____ Provided records

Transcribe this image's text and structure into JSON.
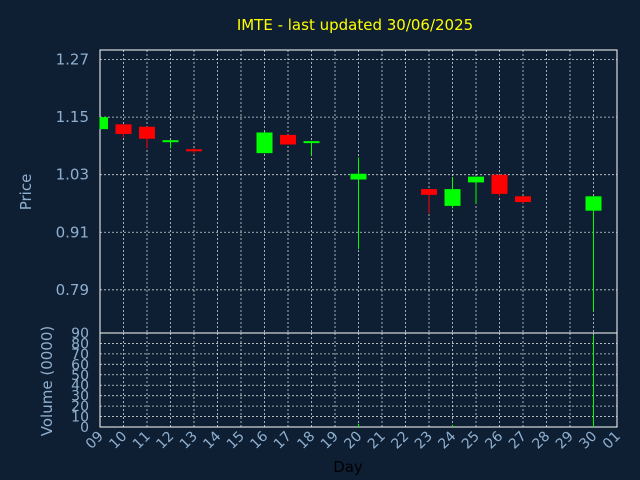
{
  "chart_data": {
    "type": "candlestick",
    "title": "IMTE - last updated 30/06/2025",
    "ylabel": "Price",
    "volume_ylabel": "Volume (0000)",
    "xlabel": "Day",
    "price_ylim": [
      0.7,
      1.29
    ],
    "price_ticks": [
      "1.27",
      "1.15",
      "1.03",
      "0.91",
      "0.79"
    ],
    "price_tick_values": [
      1.27,
      1.15,
      1.03,
      0.91,
      0.79
    ],
    "volume_ylim": [
      0,
      90
    ],
    "volume_ticks": [
      "90",
      "80",
      "70",
      "60",
      "50",
      "40",
      "30",
      "20",
      "10",
      "0"
    ],
    "volume_tick_values": [
      90,
      80,
      70,
      60,
      50,
      40,
      30,
      20,
      10,
      0
    ],
    "x_ticks": [
      "09",
      "10",
      "11",
      "12",
      "13",
      "14",
      "15",
      "16",
      "17",
      "18",
      "19",
      "20",
      "21",
      "22",
      "23",
      "24",
      "25",
      "26",
      "27",
      "28",
      "29",
      "30",
      "01"
    ],
    "candles": [
      {
        "day": "09",
        "open": 1.125,
        "close": 1.15,
        "high": 1.15,
        "low": 1.125
      },
      {
        "day": "10",
        "open": 1.135,
        "close": 1.115,
        "high": 1.135,
        "low": 1.108
      },
      {
        "day": "11",
        "open": 1.13,
        "close": 1.105,
        "high": 1.13,
        "low": 1.085
      },
      {
        "day": "12",
        "open": 1.1,
        "close": 1.102,
        "high": 1.102,
        "low": 1.085
      },
      {
        "day": "13",
        "open": 1.083,
        "close": 1.08,
        "high": 1.085,
        "low": 1.075
      },
      {
        "day": "16",
        "open": 1.075,
        "close": 1.118,
        "high": 1.12,
        "low": 1.075
      },
      {
        "day": "17",
        "open": 1.113,
        "close": 1.093,
        "high": 1.113,
        "low": 1.093
      },
      {
        "day": "18",
        "open": 1.097,
        "close": 1.1,
        "high": 1.1,
        "low": 1.07
      },
      {
        "day": "20",
        "open": 1.02,
        "close": 1.032,
        "high": 1.066,
        "low": 0.875
      },
      {
        "day": "23",
        "open": 1.0,
        "close": 0.988,
        "high": 1.0,
        "low": 0.95
      },
      {
        "day": "24",
        "open": 0.965,
        "close": 1.0,
        "high": 1.025,
        "low": 0.96
      },
      {
        "day": "25",
        "open": 1.014,
        "close": 1.026,
        "high": 1.026,
        "low": 0.97
      },
      {
        "day": "26",
        "open": 1.03,
        "close": 0.99,
        "high": 1.03,
        "low": 0.985
      },
      {
        "day": "27",
        "open": 0.985,
        "close": 0.973,
        "high": 0.985,
        "low": 0.97
      },
      {
        "day": "30",
        "open": 0.955,
        "close": 0.985,
        "high": 0.985,
        "low": 0.745
      }
    ],
    "volume": [
      {
        "day": "20",
        "value": 3
      },
      {
        "day": "24",
        "value": 2
      },
      {
        "day": "30",
        "value": 88
      }
    ],
    "colors": {
      "background": "#0f1f33",
      "up": "#00ff00",
      "down": "#ff0000",
      "title": "#ffff00",
      "axis_text": "#8fb0d0"
    }
  }
}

________

** What the exercise asks **
Go through the listing above and write it out again exactly, dropping the pictures.

** The output **
Transcribe this image's text and structure into JSON.
{
  "chart_data": {
    "type": "candlestick",
    "title": "IMTE - last updated 30/06/2025",
    "ylabel": "Price",
    "volume_ylabel": "Volume (0000)",
    "xlabel": "Day",
    "price_ylim": [
      0.7,
      1.29
    ],
    "price_ticks": [
      "1.27",
      "1.15",
      "1.03",
      "0.91",
      "0.79"
    ],
    "price_tick_values": [
      1.27,
      1.15,
      1.03,
      0.91,
      0.79
    ],
    "volume_ylim": [
      0,
      90
    ],
    "volume_ticks": [
      "90",
      "80",
      "70",
      "60",
      "50",
      "40",
      "30",
      "20",
      "10",
      "0"
    ],
    "volume_tick_values": [
      90,
      80,
      70,
      60,
      50,
      40,
      30,
      20,
      10,
      0
    ],
    "x_ticks": [
      "09",
      "10",
      "11",
      "12",
      "13",
      "14",
      "15",
      "16",
      "17",
      "18",
      "19",
      "20",
      "21",
      "22",
      "23",
      "24",
      "25",
      "26",
      "27",
      "28",
      "29",
      "30",
      "01"
    ],
    "candles": [
      {
        "day": "09",
        "open": 1.125,
        "close": 1.15,
        "high": 1.15,
        "low": 1.125
      },
      {
        "day": "10",
        "open": 1.135,
        "close": 1.115,
        "high": 1.135,
        "low": 1.108
      },
      {
        "day": "11",
        "open": 1.13,
        "close": 1.105,
        "high": 1.13,
        "low": 1.085
      },
      {
        "day": "12",
        "open": 1.1,
        "close": 1.102,
        "high": 1.102,
        "low": 1.085
      },
      {
        "day": "13",
        "open": 1.083,
        "close": 1.08,
        "high": 1.085,
        "low": 1.075
      },
      {
        "day": "16",
        "open": 1.075,
        "close": 1.118,
        "high": 1.12,
        "low": 1.075
      },
      {
        "day": "17",
        "open": 1.113,
        "close": 1.093,
        "high": 1.113,
        "low": 1.093
      },
      {
        "day": "18",
        "open": 1.097,
        "close": 1.1,
        "high": 1.1,
        "low": 1.07
      },
      {
        "day": "20",
        "open": 1.02,
        "close": 1.032,
        "high": 1.066,
        "low": 0.875
      },
      {
        "day": "23",
        "open": 1.0,
        "close": 0.988,
        "high": 1.0,
        "low": 0.95
      },
      {
        "day": "24",
        "open": 0.965,
        "close": 1.0,
        "high": 1.025,
        "low": 0.96
      },
      {
        "day": "25",
        "open": 1.014,
        "close": 1.026,
        "high": 1.026,
        "low": 0.97
      },
      {
        "day": "26",
        "open": 1.03,
        "close": 0.99,
        "high": 1.03,
        "low": 0.985
      },
      {
        "day": "27",
        "open": 0.985,
        "close": 0.973,
        "high": 0.985,
        "low": 0.97
      },
      {
        "day": "30",
        "open": 0.955,
        "close": 0.985,
        "high": 0.985,
        "low": 0.745
      }
    ],
    "volume": [
      {
        "day": "20",
        "value": 3
      },
      {
        "day": "24",
        "value": 2
      },
      {
        "day": "30",
        "value": 88
      }
    ],
    "colors": {
      "background": "#0f1f33",
      "up": "#00ff00",
      "down": "#ff0000",
      "title": "#ffff00",
      "axis_text": "#8fb0d0"
    }
  }
}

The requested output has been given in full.